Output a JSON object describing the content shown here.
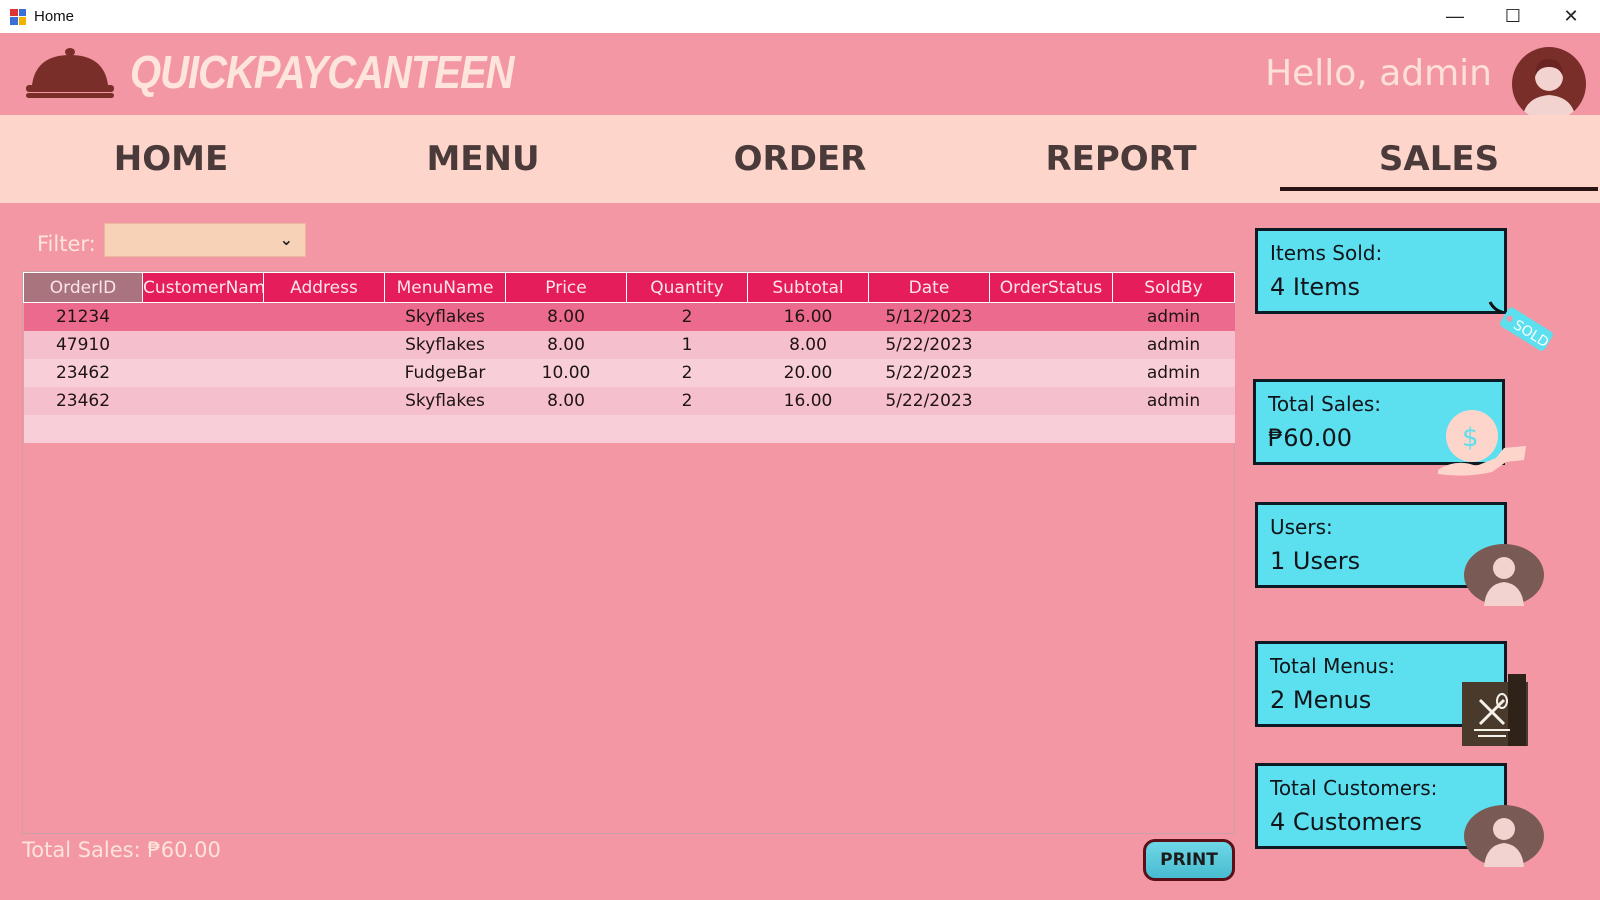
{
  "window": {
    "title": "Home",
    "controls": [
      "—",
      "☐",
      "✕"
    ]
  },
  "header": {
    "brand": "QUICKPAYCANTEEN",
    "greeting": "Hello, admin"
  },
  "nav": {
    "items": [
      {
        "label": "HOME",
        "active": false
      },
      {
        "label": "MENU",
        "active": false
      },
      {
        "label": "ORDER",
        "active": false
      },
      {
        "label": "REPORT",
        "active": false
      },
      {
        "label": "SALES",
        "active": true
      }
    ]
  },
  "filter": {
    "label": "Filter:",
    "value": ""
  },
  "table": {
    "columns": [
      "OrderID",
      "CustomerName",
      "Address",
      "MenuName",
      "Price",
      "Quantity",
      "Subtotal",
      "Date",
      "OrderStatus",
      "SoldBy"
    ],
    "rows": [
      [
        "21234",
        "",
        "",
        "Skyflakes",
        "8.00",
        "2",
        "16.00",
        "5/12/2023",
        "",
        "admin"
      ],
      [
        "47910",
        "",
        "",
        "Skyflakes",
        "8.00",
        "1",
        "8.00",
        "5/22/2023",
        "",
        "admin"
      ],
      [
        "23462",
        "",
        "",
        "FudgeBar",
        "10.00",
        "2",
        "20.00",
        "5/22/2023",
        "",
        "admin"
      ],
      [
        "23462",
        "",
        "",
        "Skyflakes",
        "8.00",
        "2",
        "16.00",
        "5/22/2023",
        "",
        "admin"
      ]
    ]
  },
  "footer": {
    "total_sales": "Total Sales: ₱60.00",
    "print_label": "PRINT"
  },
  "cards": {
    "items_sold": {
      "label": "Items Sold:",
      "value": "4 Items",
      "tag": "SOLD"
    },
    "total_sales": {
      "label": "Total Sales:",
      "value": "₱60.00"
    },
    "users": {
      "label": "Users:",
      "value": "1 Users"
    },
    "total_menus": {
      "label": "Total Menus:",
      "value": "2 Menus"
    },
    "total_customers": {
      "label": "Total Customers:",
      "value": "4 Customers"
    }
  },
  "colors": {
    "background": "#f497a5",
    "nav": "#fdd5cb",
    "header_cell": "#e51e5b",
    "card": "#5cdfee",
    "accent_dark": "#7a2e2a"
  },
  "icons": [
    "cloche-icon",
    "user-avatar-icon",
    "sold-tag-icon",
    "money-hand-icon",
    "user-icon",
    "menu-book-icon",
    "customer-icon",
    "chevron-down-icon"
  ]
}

■ **WHAT IS BEING ASKED**: The data above should be repeated exactly, minus any pictures.

■ **CORRECT OUTPUT**:
Output a JSON object describing the content shown here.
{
  "window": {
    "title": "Home",
    "controls": [
      "—",
      "☐",
      "✕"
    ]
  },
  "header": {
    "brand": "QUICKPAYCANTEEN",
    "greeting": "Hello, admin"
  },
  "nav": {
    "items": [
      {
        "label": "HOME",
        "active": false
      },
      {
        "label": "MENU",
        "active": false
      },
      {
        "label": "ORDER",
        "active": false
      },
      {
        "label": "REPORT",
        "active": false
      },
      {
        "label": "SALES",
        "active": true
      }
    ]
  },
  "filter": {
    "label": "Filter:",
    "value": ""
  },
  "table": {
    "columns": [
      "OrderID",
      "CustomerName",
      "Address",
      "MenuName",
      "Price",
      "Quantity",
      "Subtotal",
      "Date",
      "OrderStatus",
      "SoldBy"
    ],
    "rows": [
      [
        "21234",
        "",
        "",
        "Skyflakes",
        "8.00",
        "2",
        "16.00",
        "5/12/2023",
        "",
        "admin"
      ],
      [
        "47910",
        "",
        "",
        "Skyflakes",
        "8.00",
        "1",
        "8.00",
        "5/22/2023",
        "",
        "admin"
      ],
      [
        "23462",
        "",
        "",
        "FudgeBar",
        "10.00",
        "2",
        "20.00",
        "5/22/2023",
        "",
        "admin"
      ],
      [
        "23462",
        "",
        "",
        "Skyflakes",
        "8.00",
        "2",
        "16.00",
        "5/22/2023",
        "",
        "admin"
      ]
    ]
  },
  "footer": {
    "total_sales": "Total Sales: ₱60.00",
    "print_label": "PRINT"
  },
  "cards": {
    "items_sold": {
      "label": "Items Sold:",
      "value": "4 Items",
      "tag": "SOLD"
    },
    "total_sales": {
      "label": "Total Sales:",
      "value": "₱60.00"
    },
    "users": {
      "label": "Users:",
      "value": "1 Users"
    },
    "total_menus": {
      "label": "Total Menus:",
      "value": "2 Menus"
    },
    "total_customers": {
      "label": "Total Customers:",
      "value": "4 Customers"
    }
  },
  "colors": {
    "background": "#f497a5",
    "nav": "#fdd5cb",
    "header_cell": "#e51e5b",
    "card": "#5cdfee",
    "accent_dark": "#7a2e2a"
  },
  "icons": [
    "cloche-icon",
    "user-avatar-icon",
    "sold-tag-icon",
    "money-hand-icon",
    "user-icon",
    "menu-book-icon",
    "customer-icon",
    "chevron-down-icon"
  ]
}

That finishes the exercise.